* [Task to complete] Each entry below is to be written out exactly, and the pictures are to be left out.

* [Records for this task]

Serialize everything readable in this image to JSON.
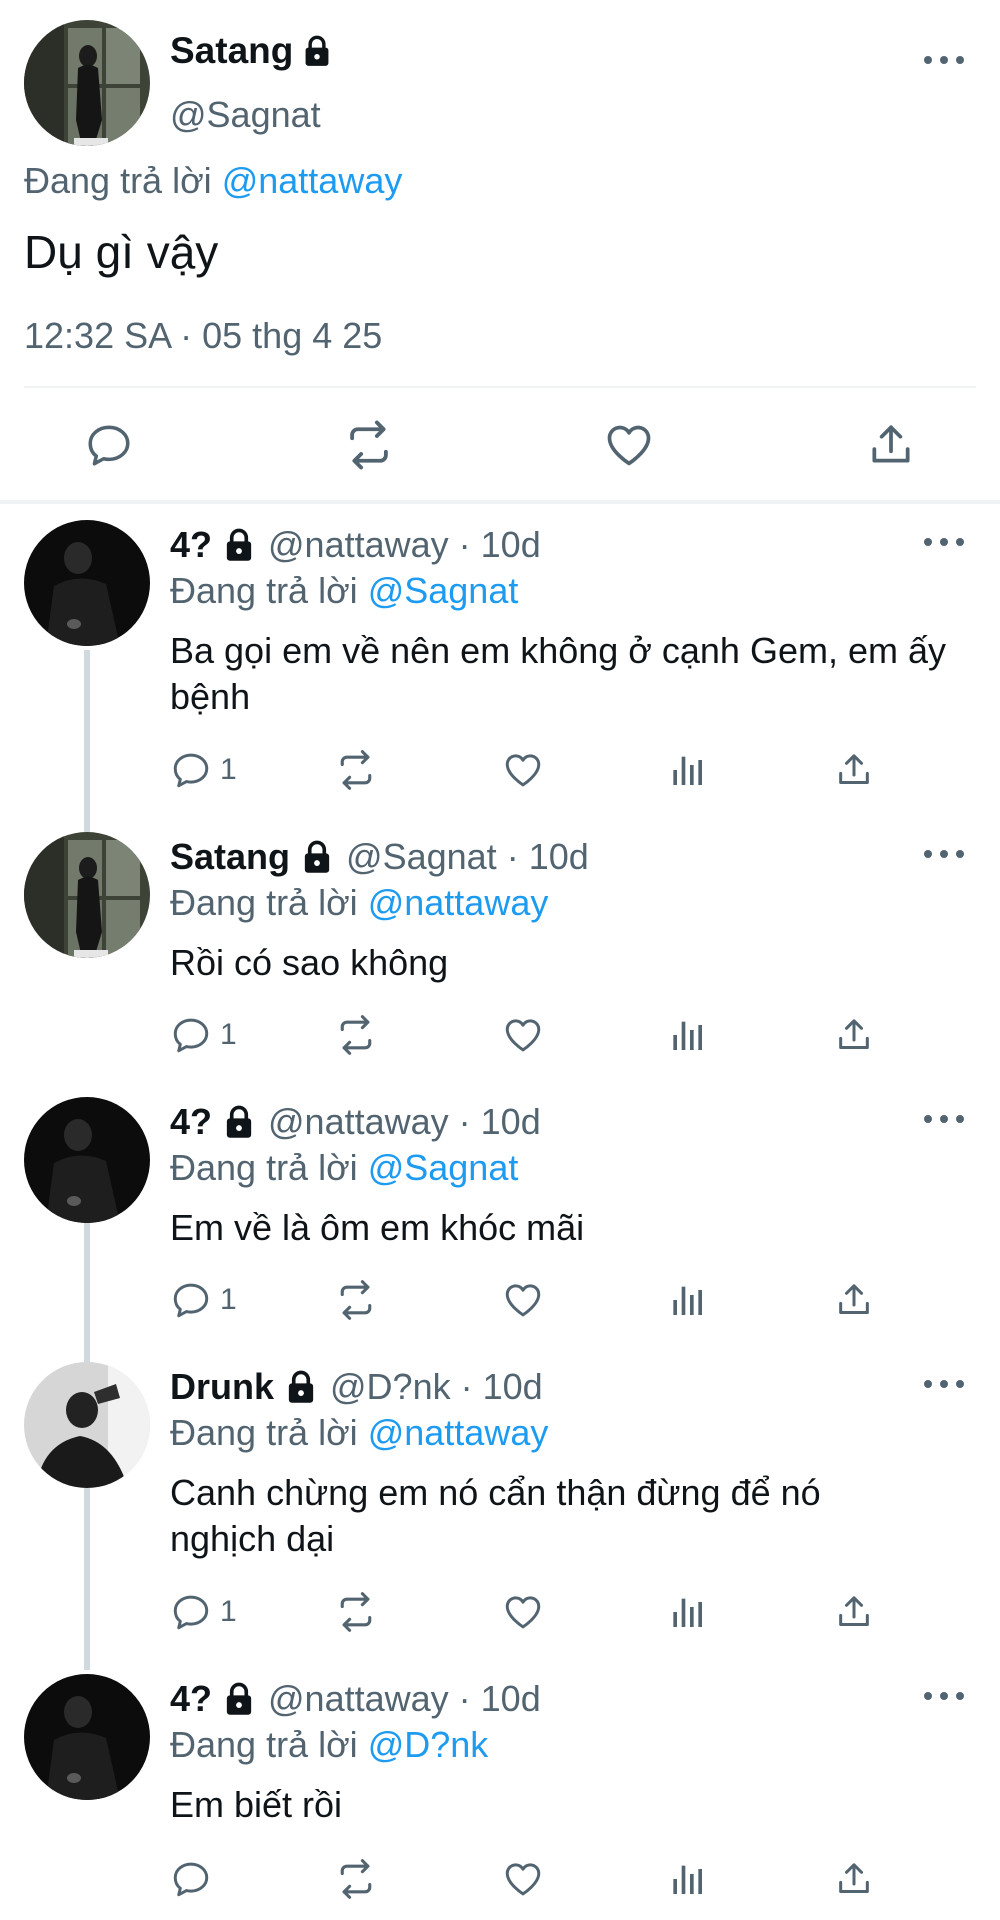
{
  "main_tweet": {
    "name": "Satang",
    "handle": "@Sagnat",
    "replying_prefix": "Đang trả lời",
    "replying_to": "@nattaway",
    "text": "Dụ gì vậy",
    "meta": "12:32 SA · 05 thg 4 25",
    "avatar_icon": "avatar-photo-locker",
    "actions": [
      "reply-icon",
      "retweet-icon",
      "like-icon",
      "share-icon"
    ]
  },
  "replies": [
    {
      "name": "4?",
      "handle": "@nattaway",
      "dot": "·",
      "time": "10d",
      "replying_prefix": "Đang trả lời",
      "replying_to": "@Sagnat",
      "text": "Ba gọi em về nên em không ở cạnh Gem, em ấy bệnh",
      "reply_count": "1",
      "avatar_icon": "avatar-photo-dark"
    },
    {
      "name": "Satang",
      "handle": "@Sagnat",
      "dot": "·",
      "time": "10d",
      "replying_prefix": "Đang trả lời",
      "replying_to": "@nattaway",
      "text": "Rồi có sao không",
      "reply_count": "1",
      "avatar_icon": "avatar-photo-locker"
    },
    {
      "name": "4?",
      "handle": "@nattaway",
      "dot": "·",
      "time": "10d",
      "replying_prefix": "Đang trả lời",
      "replying_to": "@Sagnat",
      "text": "Em về là ôm em khóc mãi",
      "reply_count": "1",
      "avatar_icon": "avatar-photo-dark"
    },
    {
      "name": "Drunk",
      "handle": "@D?nk",
      "dot": "·",
      "time": "10d",
      "replying_prefix": "Đang trả lời",
      "replying_to": "@nattaway",
      "text": "Canh chừng em nó cẩn thận đừng để nó nghịch dại",
      "reply_count": "1",
      "avatar_icon": "avatar-photo-grey"
    },
    {
      "name": "4?",
      "handle": "@nattaway",
      "dot": "·",
      "time": "10d",
      "replying_prefix": "Đang trả lời",
      "replying_to": "@D?nk",
      "text": "Em biết rồi",
      "reply_count": "",
      "avatar_icon": "avatar-photo-dark"
    }
  ],
  "colors": {
    "accent": "#1d9bf0",
    "secondary_text": "#536471",
    "primary_text": "#0f1419",
    "thread_line": "#cfd9de"
  }
}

* [Full answer]
Serialize everything readable in this image to JSON.
{
  "main_tweet": {
    "name": "Satang",
    "handle": "@Sagnat",
    "replying_prefix": "Đang trả lời",
    "replying_to": "@nattaway",
    "text": "Dụ gì vậy",
    "meta": "12:32 SA · 05 thg 4 25",
    "avatar_icon": "avatar-photo-locker",
    "actions": [
      "reply-icon",
      "retweet-icon",
      "like-icon",
      "share-icon"
    ]
  },
  "replies": [
    {
      "name": "4?",
      "handle": "@nattaway",
      "dot": "·",
      "time": "10d",
      "replying_prefix": "Đang trả lời",
      "replying_to": "@Sagnat",
      "text": "Ba gọi em về nên em không ở cạnh Gem, em ấy bệnh",
      "reply_count": "1",
      "avatar_icon": "avatar-photo-dark"
    },
    {
      "name": "Satang",
      "handle": "@Sagnat",
      "dot": "·",
      "time": "10d",
      "replying_prefix": "Đang trả lời",
      "replying_to": "@nattaway",
      "text": "Rồi có sao không",
      "reply_count": "1",
      "avatar_icon": "avatar-photo-locker"
    },
    {
      "name": "4?",
      "handle": "@nattaway",
      "dot": "·",
      "time": "10d",
      "replying_prefix": "Đang trả lời",
      "replying_to": "@Sagnat",
      "text": "Em về là ôm em khóc mãi",
      "reply_count": "1",
      "avatar_icon": "avatar-photo-dark"
    },
    {
      "name": "Drunk",
      "handle": "@D?nk",
      "dot": "·",
      "time": "10d",
      "replying_prefix": "Đang trả lời",
      "replying_to": "@nattaway",
      "text": "Canh chừng em nó cẩn thận đừng để nó nghịch dại",
      "reply_count": "1",
      "avatar_icon": "avatar-photo-grey"
    },
    {
      "name": "4?",
      "handle": "@nattaway",
      "dot": "·",
      "time": "10d",
      "replying_prefix": "Đang trả lời",
      "replying_to": "@D?nk",
      "text": "Em biết rồi",
      "reply_count": "",
      "avatar_icon": "avatar-photo-dark"
    }
  ],
  "colors": {
    "accent": "#1d9bf0",
    "secondary_text": "#536471",
    "primary_text": "#0f1419",
    "thread_line": "#cfd9de"
  }
}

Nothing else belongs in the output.